### EXTRACTED MATERIAL:

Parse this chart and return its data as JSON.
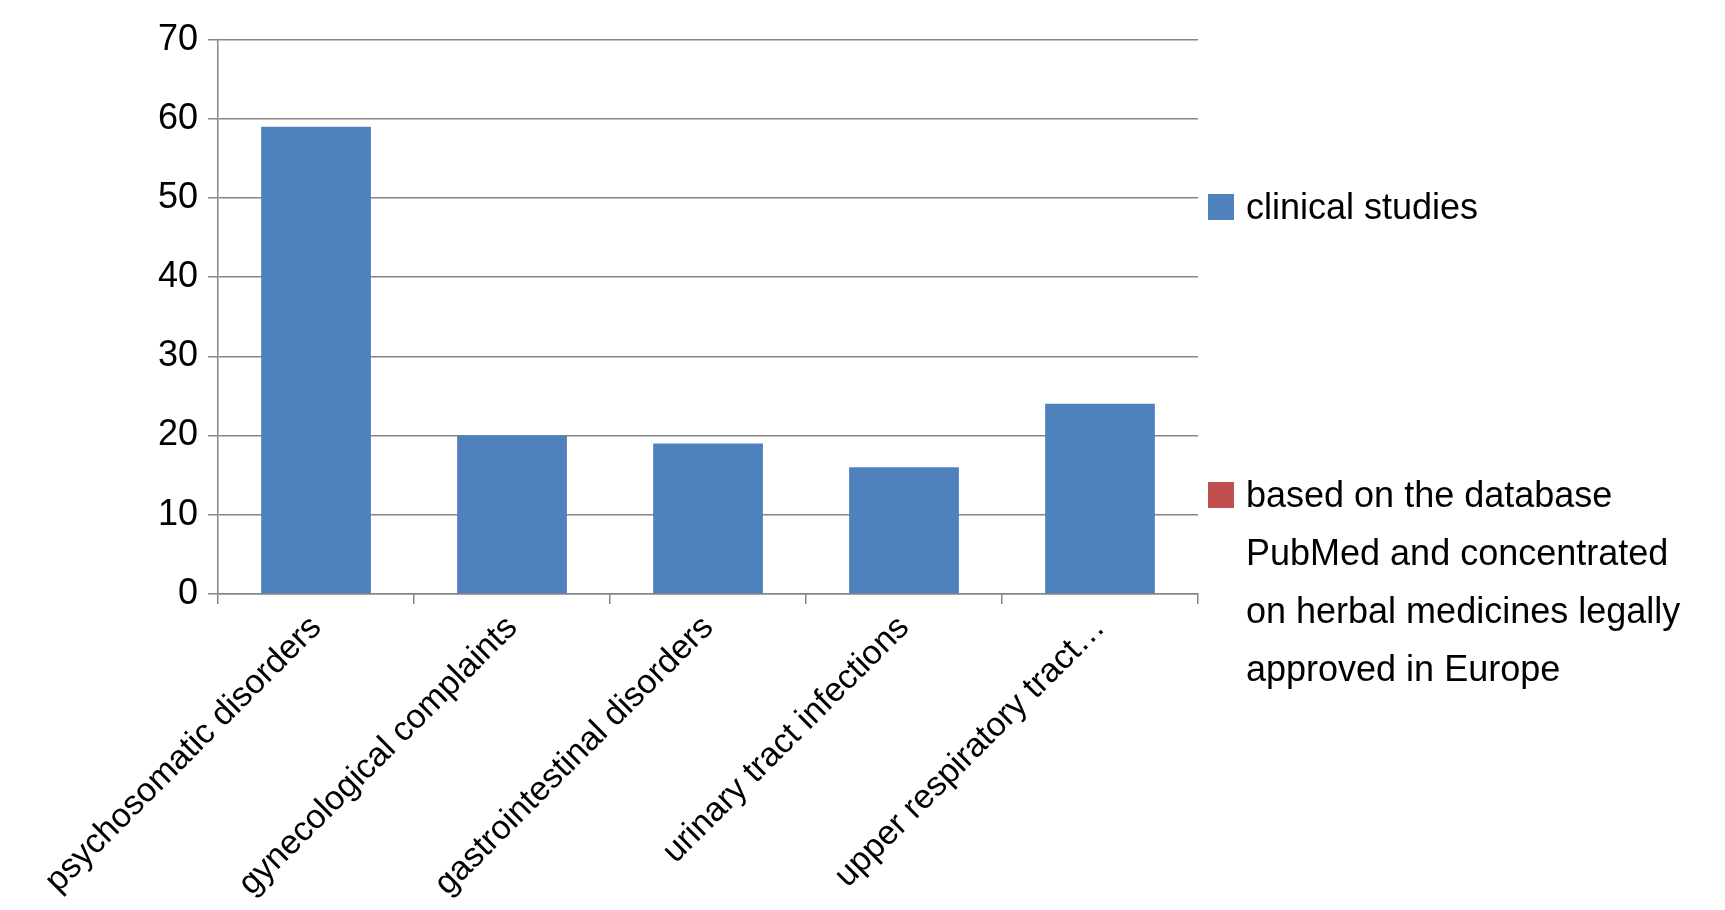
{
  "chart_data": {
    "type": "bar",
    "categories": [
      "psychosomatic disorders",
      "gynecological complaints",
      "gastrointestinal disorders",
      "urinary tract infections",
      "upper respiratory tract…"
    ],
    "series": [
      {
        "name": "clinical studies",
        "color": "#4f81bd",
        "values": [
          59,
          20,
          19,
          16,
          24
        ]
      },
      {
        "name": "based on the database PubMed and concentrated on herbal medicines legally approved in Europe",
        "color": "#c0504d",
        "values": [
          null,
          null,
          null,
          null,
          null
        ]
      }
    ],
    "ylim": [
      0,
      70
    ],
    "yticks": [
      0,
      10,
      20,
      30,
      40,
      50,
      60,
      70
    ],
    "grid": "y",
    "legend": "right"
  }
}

### REQUIREMENTS:
Write out every entry again word for word, without any of the pictures.

### IN RESPONSE:
Parse this chart and return its data as JSON.
{
  "chart_data": {
    "type": "bar",
    "categories": [
      "psychosomatic disorders",
      "gynecological complaints",
      "gastrointestinal disorders",
      "urinary tract infections",
      "upper respiratory tract…"
    ],
    "series": [
      {
        "name": "clinical studies",
        "color": "#4f81bd",
        "values": [
          59,
          20,
          19,
          16,
          24
        ]
      },
      {
        "name": "based on the database PubMed and concentrated on herbal medicines legally approved in Europe",
        "color": "#c0504d",
        "values": [
          null,
          null,
          null,
          null,
          null
        ]
      }
    ],
    "ylim": [
      0,
      70
    ],
    "yticks": [
      0,
      10,
      20,
      30,
      40,
      50,
      60,
      70
    ],
    "grid": "y",
    "legend": "right"
  }
}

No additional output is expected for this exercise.